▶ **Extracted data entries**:
★ ★ ★ ★ ★

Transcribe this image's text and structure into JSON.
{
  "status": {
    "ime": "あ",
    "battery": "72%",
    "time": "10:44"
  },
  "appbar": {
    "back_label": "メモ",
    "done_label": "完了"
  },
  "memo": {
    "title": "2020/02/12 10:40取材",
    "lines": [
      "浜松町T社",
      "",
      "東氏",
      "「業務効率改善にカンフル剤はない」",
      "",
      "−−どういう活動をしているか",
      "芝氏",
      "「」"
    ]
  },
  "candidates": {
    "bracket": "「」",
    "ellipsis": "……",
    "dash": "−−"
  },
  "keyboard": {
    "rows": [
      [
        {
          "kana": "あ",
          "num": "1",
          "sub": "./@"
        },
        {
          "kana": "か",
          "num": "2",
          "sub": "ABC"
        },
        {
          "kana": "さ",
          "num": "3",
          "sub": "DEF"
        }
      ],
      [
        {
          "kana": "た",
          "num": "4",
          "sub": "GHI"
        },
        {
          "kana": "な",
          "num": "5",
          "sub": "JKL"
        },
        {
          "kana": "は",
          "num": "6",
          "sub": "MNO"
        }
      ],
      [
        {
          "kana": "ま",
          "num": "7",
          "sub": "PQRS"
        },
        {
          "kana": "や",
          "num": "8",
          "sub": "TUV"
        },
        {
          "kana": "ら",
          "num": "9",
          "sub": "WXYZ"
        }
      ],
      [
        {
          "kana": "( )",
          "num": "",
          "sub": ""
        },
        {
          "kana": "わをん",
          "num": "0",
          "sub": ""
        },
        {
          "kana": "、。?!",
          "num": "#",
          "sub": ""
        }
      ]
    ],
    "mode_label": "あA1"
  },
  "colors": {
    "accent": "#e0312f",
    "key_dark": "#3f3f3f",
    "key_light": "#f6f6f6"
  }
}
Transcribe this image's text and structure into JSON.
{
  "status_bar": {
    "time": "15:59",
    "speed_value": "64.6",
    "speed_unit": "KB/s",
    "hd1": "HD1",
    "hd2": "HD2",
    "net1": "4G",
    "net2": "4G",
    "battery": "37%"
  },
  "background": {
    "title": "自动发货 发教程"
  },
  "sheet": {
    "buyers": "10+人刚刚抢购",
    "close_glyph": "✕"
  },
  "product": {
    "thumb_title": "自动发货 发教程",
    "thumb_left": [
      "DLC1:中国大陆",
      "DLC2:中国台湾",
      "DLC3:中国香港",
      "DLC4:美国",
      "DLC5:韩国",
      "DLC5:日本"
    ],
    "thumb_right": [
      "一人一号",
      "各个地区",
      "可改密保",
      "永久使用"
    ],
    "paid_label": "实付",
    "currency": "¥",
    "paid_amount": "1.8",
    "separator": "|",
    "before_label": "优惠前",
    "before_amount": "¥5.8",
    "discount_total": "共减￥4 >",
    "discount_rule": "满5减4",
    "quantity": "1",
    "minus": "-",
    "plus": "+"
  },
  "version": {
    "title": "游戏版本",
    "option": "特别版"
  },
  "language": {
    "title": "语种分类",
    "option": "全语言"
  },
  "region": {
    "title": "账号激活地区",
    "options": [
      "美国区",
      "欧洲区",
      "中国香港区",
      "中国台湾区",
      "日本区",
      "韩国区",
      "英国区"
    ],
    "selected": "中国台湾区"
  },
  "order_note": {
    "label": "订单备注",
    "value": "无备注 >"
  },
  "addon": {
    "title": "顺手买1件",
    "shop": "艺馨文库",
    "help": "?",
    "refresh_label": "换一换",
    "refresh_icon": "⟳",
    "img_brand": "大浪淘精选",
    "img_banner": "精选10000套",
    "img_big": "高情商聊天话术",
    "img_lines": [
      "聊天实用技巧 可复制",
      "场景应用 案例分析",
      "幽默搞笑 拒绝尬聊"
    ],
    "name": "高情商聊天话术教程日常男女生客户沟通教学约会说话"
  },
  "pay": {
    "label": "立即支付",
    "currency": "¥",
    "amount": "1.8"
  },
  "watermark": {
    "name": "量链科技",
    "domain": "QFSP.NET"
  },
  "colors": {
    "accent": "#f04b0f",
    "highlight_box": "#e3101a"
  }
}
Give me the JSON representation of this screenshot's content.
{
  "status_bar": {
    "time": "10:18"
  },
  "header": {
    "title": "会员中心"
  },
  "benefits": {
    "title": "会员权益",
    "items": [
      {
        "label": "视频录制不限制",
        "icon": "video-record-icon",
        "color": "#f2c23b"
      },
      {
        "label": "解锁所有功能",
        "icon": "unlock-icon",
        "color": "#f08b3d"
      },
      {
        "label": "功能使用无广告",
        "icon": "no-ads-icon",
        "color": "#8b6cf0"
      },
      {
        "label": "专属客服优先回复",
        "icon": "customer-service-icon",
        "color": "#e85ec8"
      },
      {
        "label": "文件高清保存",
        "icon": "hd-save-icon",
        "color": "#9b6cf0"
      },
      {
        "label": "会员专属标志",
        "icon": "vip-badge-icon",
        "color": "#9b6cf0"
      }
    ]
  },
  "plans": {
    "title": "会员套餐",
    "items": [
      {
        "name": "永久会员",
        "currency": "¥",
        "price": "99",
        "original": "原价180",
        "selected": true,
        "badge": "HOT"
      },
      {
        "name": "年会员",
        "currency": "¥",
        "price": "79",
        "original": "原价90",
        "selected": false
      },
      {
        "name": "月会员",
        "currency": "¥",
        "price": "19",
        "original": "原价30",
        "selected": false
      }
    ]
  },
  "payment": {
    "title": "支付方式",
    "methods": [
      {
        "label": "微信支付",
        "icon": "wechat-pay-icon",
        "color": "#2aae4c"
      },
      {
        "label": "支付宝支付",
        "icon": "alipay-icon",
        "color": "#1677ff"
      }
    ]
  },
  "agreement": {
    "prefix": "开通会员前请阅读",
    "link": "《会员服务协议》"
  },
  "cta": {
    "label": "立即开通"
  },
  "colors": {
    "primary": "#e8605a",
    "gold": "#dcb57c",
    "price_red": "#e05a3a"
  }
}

★ ★ ★ ★ ★

▶ **Aim of the task**: Reproduce the material above without altering a single character.

▶ **Final result**:
Transcribe this image's text and structure into JSON.
{
  "status": {
    "ime": "あ",
    "battery": "72%",
    "time": "10:44"
  },
  "appbar": {
    "back_label": "メモ",
    "done_label": "完了"
  },
  "memo": {
    "title": "2020/02/12 10:40取材",
    "lines": [
      "浜松町T社",
      "",
      "東氏",
      "「業務効率改善にカンフル剤はない」",
      "",
      "−−どういう活動をしているか",
      "芝氏",
      "「」"
    ]
  },
  "candidates": {
    "bracket": "「」",
    "ellipsis": "……",
    "dash": "−−"
  },
  "keyboard": {
    "rows": [
      [
        {
          "kana": "あ",
          "num": "1",
          "sub": "./@"
        },
        {
          "kana": "か",
          "num": "2",
          "sub": "ABC"
        },
        {
          "kana": "さ",
          "num": "3",
          "sub": "DEF"
        }
      ],
      [
        {
          "kana": "た",
          "num": "4",
          "sub": "GHI"
        },
        {
          "kana": "な",
          "num": "5",
          "sub": "JKL"
        },
        {
          "kana": "は",
          "num": "6",
          "sub": "MNO"
        }
      ],
      [
        {
          "kana": "ま",
          "num": "7",
          "sub": "PQRS"
        },
        {
          "kana": "や",
          "num": "8",
          "sub": "TUV"
        },
        {
          "kana": "ら",
          "num": "9",
          "sub": "WXYZ"
        }
      ],
      [
        {
          "kana": "( )",
          "num": "",
          "sub": ""
        },
        {
          "kana": "わをん",
          "num": "0",
          "sub": ""
        },
        {
          "kana": "、。?!",
          "num": "#",
          "sub": ""
        }
      ]
    ],
    "mode_label": "あA1"
  },
  "colors": {
    "accent": "#e0312f",
    "key_dark": "#3f3f3f",
    "key_light": "#f6f6f6"
  }
}
Transcribe this image's text and structure into JSON.
{
  "status_bar": {
    "time": "15:59",
    "speed_value": "64.6",
    "speed_unit": "KB/s",
    "hd1": "HD1",
    "hd2": "HD2",
    "net1": "4G",
    "net2": "4G",
    "battery": "37%"
  },
  "background": {
    "title": "自动发货 发教程"
  },
  "sheet": {
    "buyers": "10+人刚刚抢购",
    "close_glyph": "✕"
  },
  "product": {
    "thumb_title": "自动发货 发教程",
    "thumb_left": [
      "DLC1:中国大陆",
      "DLC2:中国台湾",
      "DLC3:中国香港",
      "DLC4:美国",
      "DLC5:韩国",
      "DLC5:日本"
    ],
    "thumb_right": [
      "一人一号",
      "各个地区",
      "可改密保",
      "永久使用"
    ],
    "paid_label": "实付",
    "currency": "¥",
    "paid_amount": "1.8",
    "separator": "|",
    "before_label": "优惠前",
    "before_amount": "¥5.8",
    "discount_total": "共减￥4 >",
    "discount_rule": "满5减4",
    "quantity": "1",
    "minus": "-",
    "plus": "+"
  },
  "version": {
    "title": "游戏版本",
    "option": "特别版"
  },
  "language": {
    "title": "语种分类",
    "option": "全语言"
  },
  "region": {
    "title": "账号激活地区",
    "options": [
      "美国区",
      "欧洲区",
      "中国香港区",
      "中国台湾区",
      "日本区",
      "韩国区",
      "英国区"
    ],
    "selected": "中国台湾区"
  },
  "order_note": {
    "label": "订单备注",
    "value": "无备注 >"
  },
  "addon": {
    "title": "顺手买1件",
    "shop": "艺馨文库",
    "help": "?",
    "refresh_label": "换一换",
    "refresh_icon": "⟳",
    "img_brand": "大浪淘精选",
    "img_banner": "精选10000套",
    "img_big": "高情商聊天话术",
    "img_lines": [
      "聊天实用技巧 可复制",
      "场景应用 案例分析",
      "幽默搞笑 拒绝尬聊"
    ],
    "name": "高情商聊天话术教程日常男女生客户沟通教学约会说话"
  },
  "pay": {
    "label": "立即支付",
    "currency": "¥",
    "amount": "1.8"
  },
  "watermark": {
    "name": "量链科技",
    "domain": "QFSP.NET"
  },
  "colors": {
    "accent": "#f04b0f",
    "highlight_box": "#e3101a"
  }
}
Give me the JSON representation of this screenshot's content.
{
  "status_bar": {
    "time": "10:18"
  },
  "header": {
    "title": "会员中心"
  },
  "benefits": {
    "title": "会员权益",
    "items": [
      {
        "label": "视频录制不限制",
        "icon": "video-record-icon",
        "color": "#f2c23b"
      },
      {
        "label": "解锁所有功能",
        "icon": "unlock-icon",
        "color": "#f08b3d"
      },
      {
        "label": "功能使用无广告",
        "icon": "no-ads-icon",
        "color": "#8b6cf0"
      },
      {
        "label": "专属客服优先回复",
        "icon": "customer-service-icon",
        "color": "#e85ec8"
      },
      {
        "label": "文件高清保存",
        "icon": "hd-save-icon",
        "color": "#9b6cf0"
      },
      {
        "label": "会员专属标志",
        "icon": "vip-badge-icon",
        "color": "#9b6cf0"
      }
    ]
  },
  "plans": {
    "title": "会员套餐",
    "items": [
      {
        "name": "永久会员",
        "currency": "¥",
        "price": "99",
        "original": "原价180",
        "selected": true,
        "badge": "HOT"
      },
      {
        "name": "年会员",
        "currency": "¥",
        "price": "79",
        "original": "原价90",
        "selected": false
      },
      {
        "name": "月会员",
        "currency": "¥",
        "price": "19",
        "original": "原价30",
        "selected": false
      }
    ]
  },
  "payment": {
    "title": "支付方式",
    "methods": [
      {
        "label": "微信支付",
        "icon": "wechat-pay-icon",
        "color": "#2aae4c"
      },
      {
        "label": "支付宝支付",
        "icon": "alipay-icon",
        "color": "#1677ff"
      }
    ]
  },
  "agreement": {
    "prefix": "开通会员前请阅读",
    "link": "《会员服务协议》"
  },
  "cta": {
    "label": "立即开通"
  },
  "colors": {
    "primary": "#e8605a",
    "gold": "#dcb57c",
    "price_red": "#e05a3a"
  }
}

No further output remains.